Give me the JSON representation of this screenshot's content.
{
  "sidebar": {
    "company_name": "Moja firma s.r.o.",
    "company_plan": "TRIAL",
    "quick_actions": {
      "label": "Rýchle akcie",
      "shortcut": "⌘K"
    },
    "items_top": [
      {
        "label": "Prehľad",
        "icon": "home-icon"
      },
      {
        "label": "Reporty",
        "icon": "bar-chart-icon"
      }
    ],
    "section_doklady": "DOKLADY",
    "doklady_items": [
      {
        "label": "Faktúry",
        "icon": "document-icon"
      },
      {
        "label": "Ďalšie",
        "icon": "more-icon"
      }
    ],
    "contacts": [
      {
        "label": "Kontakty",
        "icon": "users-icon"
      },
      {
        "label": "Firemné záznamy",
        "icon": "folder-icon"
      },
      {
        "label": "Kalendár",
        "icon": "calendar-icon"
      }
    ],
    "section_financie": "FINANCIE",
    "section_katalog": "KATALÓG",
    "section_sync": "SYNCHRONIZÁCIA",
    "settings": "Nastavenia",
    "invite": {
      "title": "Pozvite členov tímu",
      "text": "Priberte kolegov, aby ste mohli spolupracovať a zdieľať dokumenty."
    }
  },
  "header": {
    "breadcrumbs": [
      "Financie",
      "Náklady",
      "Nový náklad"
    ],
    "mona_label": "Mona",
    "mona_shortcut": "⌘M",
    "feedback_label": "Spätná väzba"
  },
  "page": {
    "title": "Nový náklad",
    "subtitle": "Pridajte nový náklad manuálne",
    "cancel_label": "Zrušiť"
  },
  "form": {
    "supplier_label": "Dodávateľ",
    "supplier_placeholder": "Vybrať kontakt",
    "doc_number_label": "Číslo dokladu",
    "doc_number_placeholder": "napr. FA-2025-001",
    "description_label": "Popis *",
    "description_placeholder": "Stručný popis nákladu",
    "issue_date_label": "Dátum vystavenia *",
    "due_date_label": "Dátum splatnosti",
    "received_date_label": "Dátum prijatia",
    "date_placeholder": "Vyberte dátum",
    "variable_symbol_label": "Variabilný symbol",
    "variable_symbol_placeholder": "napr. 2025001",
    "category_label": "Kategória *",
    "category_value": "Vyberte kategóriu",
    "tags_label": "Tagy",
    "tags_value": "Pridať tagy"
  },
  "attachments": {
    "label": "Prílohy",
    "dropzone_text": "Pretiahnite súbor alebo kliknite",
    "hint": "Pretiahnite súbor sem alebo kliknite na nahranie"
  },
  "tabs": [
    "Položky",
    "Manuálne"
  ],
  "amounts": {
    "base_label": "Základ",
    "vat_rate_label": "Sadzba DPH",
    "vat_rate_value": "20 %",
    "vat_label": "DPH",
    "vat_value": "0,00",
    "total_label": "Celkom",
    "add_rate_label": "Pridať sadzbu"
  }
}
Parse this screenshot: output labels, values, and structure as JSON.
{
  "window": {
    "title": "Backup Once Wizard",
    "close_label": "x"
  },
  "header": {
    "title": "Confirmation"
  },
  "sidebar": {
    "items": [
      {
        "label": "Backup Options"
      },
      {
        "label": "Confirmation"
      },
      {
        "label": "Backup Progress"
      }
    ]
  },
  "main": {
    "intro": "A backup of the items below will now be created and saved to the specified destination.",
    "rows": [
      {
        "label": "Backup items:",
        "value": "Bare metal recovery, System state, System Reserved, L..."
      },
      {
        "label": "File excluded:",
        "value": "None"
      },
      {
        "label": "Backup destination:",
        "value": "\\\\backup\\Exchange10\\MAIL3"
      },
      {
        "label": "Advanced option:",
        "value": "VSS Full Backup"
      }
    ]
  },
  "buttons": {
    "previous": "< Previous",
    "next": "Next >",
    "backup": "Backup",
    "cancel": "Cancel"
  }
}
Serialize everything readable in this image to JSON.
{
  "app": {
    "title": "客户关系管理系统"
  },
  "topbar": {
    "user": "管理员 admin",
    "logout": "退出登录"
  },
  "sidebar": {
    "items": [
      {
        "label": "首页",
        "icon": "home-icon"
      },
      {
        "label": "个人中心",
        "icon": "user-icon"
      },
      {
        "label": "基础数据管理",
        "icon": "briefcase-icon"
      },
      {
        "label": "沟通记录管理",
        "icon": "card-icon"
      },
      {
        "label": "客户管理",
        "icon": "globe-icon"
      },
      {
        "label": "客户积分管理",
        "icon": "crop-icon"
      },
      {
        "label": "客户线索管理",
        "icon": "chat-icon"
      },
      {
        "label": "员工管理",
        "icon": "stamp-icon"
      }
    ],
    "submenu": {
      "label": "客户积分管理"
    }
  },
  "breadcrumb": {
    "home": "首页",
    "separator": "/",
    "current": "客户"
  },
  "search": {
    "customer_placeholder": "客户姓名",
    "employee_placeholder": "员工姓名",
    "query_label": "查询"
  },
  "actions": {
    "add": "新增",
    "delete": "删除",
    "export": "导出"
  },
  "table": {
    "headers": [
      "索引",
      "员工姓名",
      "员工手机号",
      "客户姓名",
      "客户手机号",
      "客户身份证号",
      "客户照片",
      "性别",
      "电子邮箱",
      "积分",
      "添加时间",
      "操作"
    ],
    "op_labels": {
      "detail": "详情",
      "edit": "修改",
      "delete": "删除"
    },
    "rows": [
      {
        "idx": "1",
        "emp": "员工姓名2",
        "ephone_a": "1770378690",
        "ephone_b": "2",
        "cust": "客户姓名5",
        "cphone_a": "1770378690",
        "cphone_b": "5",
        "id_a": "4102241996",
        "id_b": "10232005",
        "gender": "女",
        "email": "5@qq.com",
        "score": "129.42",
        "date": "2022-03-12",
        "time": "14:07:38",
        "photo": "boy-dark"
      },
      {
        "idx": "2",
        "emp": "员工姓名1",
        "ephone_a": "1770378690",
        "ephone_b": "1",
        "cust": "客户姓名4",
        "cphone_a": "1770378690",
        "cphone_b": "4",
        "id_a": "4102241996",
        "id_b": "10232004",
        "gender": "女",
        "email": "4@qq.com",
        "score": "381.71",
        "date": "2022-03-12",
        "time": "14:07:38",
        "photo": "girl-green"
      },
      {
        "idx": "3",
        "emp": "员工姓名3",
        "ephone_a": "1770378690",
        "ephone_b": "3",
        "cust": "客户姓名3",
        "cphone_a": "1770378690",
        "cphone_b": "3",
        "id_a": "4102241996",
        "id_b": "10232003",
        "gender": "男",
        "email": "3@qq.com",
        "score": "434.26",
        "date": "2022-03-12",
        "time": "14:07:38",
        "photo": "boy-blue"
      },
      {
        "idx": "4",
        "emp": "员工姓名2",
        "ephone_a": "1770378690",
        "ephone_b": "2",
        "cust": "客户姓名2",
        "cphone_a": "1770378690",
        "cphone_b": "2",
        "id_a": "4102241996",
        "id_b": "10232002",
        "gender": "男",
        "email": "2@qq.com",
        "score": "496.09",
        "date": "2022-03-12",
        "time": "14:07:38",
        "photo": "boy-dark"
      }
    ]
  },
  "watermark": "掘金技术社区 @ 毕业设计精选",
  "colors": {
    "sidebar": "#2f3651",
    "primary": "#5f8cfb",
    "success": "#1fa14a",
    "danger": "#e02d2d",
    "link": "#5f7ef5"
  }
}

• **AIM OF THE TASK**:
Every line of the data above should be copied exactly.

• **TASK ANSWER**:
Give me the JSON representation of this screenshot's content.
{
  "sidebar": {
    "company_name": "Moja firma s.r.o.",
    "company_plan": "TRIAL",
    "quick_actions": {
      "label": "Rýchle akcie",
      "shortcut": "⌘K"
    },
    "items_top": [
      {
        "label": "Prehľad",
        "icon": "home-icon"
      },
      {
        "label": "Reporty",
        "icon": "bar-chart-icon"
      }
    ],
    "section_doklady": "DOKLADY",
    "doklady_items": [
      {
        "label": "Faktúry",
        "icon": "document-icon"
      },
      {
        "label": "Ďalšie",
        "icon": "more-icon"
      }
    ],
    "contacts": [
      {
        "label": "Kontakty",
        "icon": "users-icon"
      },
      {
        "label": "Firemné záznamy",
        "icon": "folder-icon"
      },
      {
        "label": "Kalendár",
        "icon": "calendar-icon"
      }
    ],
    "section_financie": "FINANCIE",
    "section_katalog": "KATALÓG",
    "section_sync": "SYNCHRONIZÁCIA",
    "settings": "Nastavenia",
    "invite": {
      "title": "Pozvite členov tímu",
      "text": "Priberte kolegov, aby ste mohli spolupracovať a zdieľať dokumenty."
    }
  },
  "header": {
    "breadcrumbs": [
      "Financie",
      "Náklady",
      "Nový náklad"
    ],
    "mona_label": "Mona",
    "mona_shortcut": "⌘M",
    "feedback_label": "Spätná väzba"
  },
  "page": {
    "title": "Nový náklad",
    "subtitle": "Pridajte nový náklad manuálne",
    "cancel_label": "Zrušiť"
  },
  "form": {
    "supplier_label": "Dodávateľ",
    "supplier_placeholder": "Vybrať kontakt",
    "doc_number_label": "Číslo dokladu",
    "doc_number_placeholder": "napr. FA-2025-001",
    "description_label": "Popis *",
    "description_placeholder": "Stručný popis nákladu",
    "issue_date_label": "Dátum vystavenia *",
    "due_date_label": "Dátum splatnosti",
    "received_date_label": "Dátum prijatia",
    "date_placeholder": "Vyberte dátum",
    "variable_symbol_label": "Variabilný symbol",
    "variable_symbol_placeholder": "napr. 2025001",
    "category_label": "Kategória *",
    "category_value": "Vyberte kategóriu",
    "tags_label": "Tagy",
    "tags_value": "Pridať tagy"
  },
  "attachments": {
    "label": "Prílohy",
    "dropzone_text": "Pretiahnite súbor alebo kliknite",
    "hint": "Pretiahnite súbor sem alebo kliknite na nahranie"
  },
  "tabs": [
    "Položky",
    "Manuálne"
  ],
  "amounts": {
    "base_label": "Základ",
    "vat_rate_label": "Sadzba DPH",
    "vat_rate_value": "20 %",
    "vat_label": "DPH",
    "vat_value": "0,00",
    "total_label": "Celkom",
    "add_rate_label": "Pridať sadzbu"
  }
}
Parse this screenshot: output labels, values, and structure as JSON.
{
  "window": {
    "title": "Backup Once Wizard",
    "close_label": "x"
  },
  "header": {
    "title": "Confirmation"
  },
  "sidebar": {
    "items": [
      {
        "label": "Backup Options"
      },
      {
        "label": "Confirmation"
      },
      {
        "label": "Backup Progress"
      }
    ]
  },
  "main": {
    "intro": "A backup of the items below will now be created and saved to the specified destination.",
    "rows": [
      {
        "label": "Backup items:",
        "value": "Bare metal recovery, System state, System Reserved, L..."
      },
      {
        "label": "File excluded:",
        "value": "None"
      },
      {
        "label": "Backup destination:",
        "value": "\\\\backup\\Exchange10\\MAIL3"
      },
      {
        "label": "Advanced option:",
        "value": "VSS Full Backup"
      }
    ]
  },
  "buttons": {
    "previous": "< Previous",
    "next": "Next >",
    "backup": "Backup",
    "cancel": "Cancel"
  }
}
Serialize everything readable in this image to JSON.
{
  "app": {
    "title": "客户关系管理系统"
  },
  "topbar": {
    "user": "管理员 admin",
    "logout": "退出登录"
  },
  "sidebar": {
    "items": [
      {
        "label": "首页",
        "icon": "home-icon"
      },
      {
        "label": "个人中心",
        "icon": "user-icon"
      },
      {
        "label": "基础数据管理",
        "icon": "briefcase-icon"
      },
      {
        "label": "沟通记录管理",
        "icon": "card-icon"
      },
      {
        "label": "客户管理",
        "icon": "globe-icon"
      },
      {
        "label": "客户积分管理",
        "icon": "crop-icon"
      },
      {
        "label": "客户线索管理",
        "icon": "chat-icon"
      },
      {
        "label": "员工管理",
        "icon": "stamp-icon"
      }
    ],
    "submenu": {
      "label": "客户积分管理"
    }
  },
  "breadcrumb": {
    "home": "首页",
    "separator": "/",
    "current": "客户"
  },
  "search": {
    "customer_placeholder": "客户姓名",
    "employee_placeholder": "员工姓名",
    "query_label": "查询"
  },
  "actions": {
    "add": "新增",
    "delete": "删除",
    "export": "导出"
  },
  "table": {
    "headers": [
      "索引",
      "员工姓名",
      "员工手机号",
      "客户姓名",
      "客户手机号",
      "客户身份证号",
      "客户照片",
      "性别",
      "电子邮箱",
      "积分",
      "添加时间",
      "操作"
    ],
    "op_labels": {
      "detail": "详情",
      "edit": "修改",
      "delete": "删除"
    },
    "rows": [
      {
        "idx": "1",
        "emp": "员工姓名2",
        "ephone_a": "1770378690",
        "ephone_b": "2",
        "cust": "客户姓名5",
        "cphone_a": "1770378690",
        "cphone_b": "5",
        "id_a": "4102241996",
        "id_b": "10232005",
        "gender": "女",
        "email": "5@qq.com",
        "score": "129.42",
        "date": "2022-03-12",
        "time": "14:07:38",
        "photo": "boy-dark"
      },
      {
        "idx": "2",
        "emp": "员工姓名1",
        "ephone_a": "1770378690",
        "ephone_b": "1",
        "cust": "客户姓名4",
        "cphone_a": "1770378690",
        "cphone_b": "4",
        "id_a": "4102241996",
        "id_b": "10232004",
        "gender": "女",
        "email": "4@qq.com",
        "score": "381.71",
        "date": "2022-03-12",
        "time": "14:07:38",
        "photo": "girl-green"
      },
      {
        "idx": "3",
        "emp": "员工姓名3",
        "ephone_a": "1770378690",
        "ephone_b": "3",
        "cust": "客户姓名3",
        "cphone_a": "1770378690",
        "cphone_b": "3",
        "id_a": "4102241996",
        "id_b": "10232003",
        "gender": "男",
        "email": "3@qq.com",
        "score": "434.26",
        "date": "2022-03-12",
        "time": "14:07:38",
        "photo": "boy-blue"
      },
      {
        "idx": "4",
        "emp": "员工姓名2",
        "ephone_a": "1770378690",
        "ephone_b": "2",
        "cust": "客户姓名2",
        "cphone_a": "1770378690",
        "cphone_b": "2",
        "id_a": "4102241996",
        "id_b": "10232002",
        "gender": "男",
        "email": "2@qq.com",
        "score": "496.09",
        "date": "2022-03-12",
        "time": "14:07:38",
        "photo": "boy-dark"
      }
    ]
  },
  "watermark": "掘金技术社区 @ 毕业设计精选",
  "colors": {
    "sidebar": "#2f3651",
    "primary": "#5f8cfb",
    "success": "#1fa14a",
    "danger": "#e02d2d",
    "link": "#5f7ef5"
  }
}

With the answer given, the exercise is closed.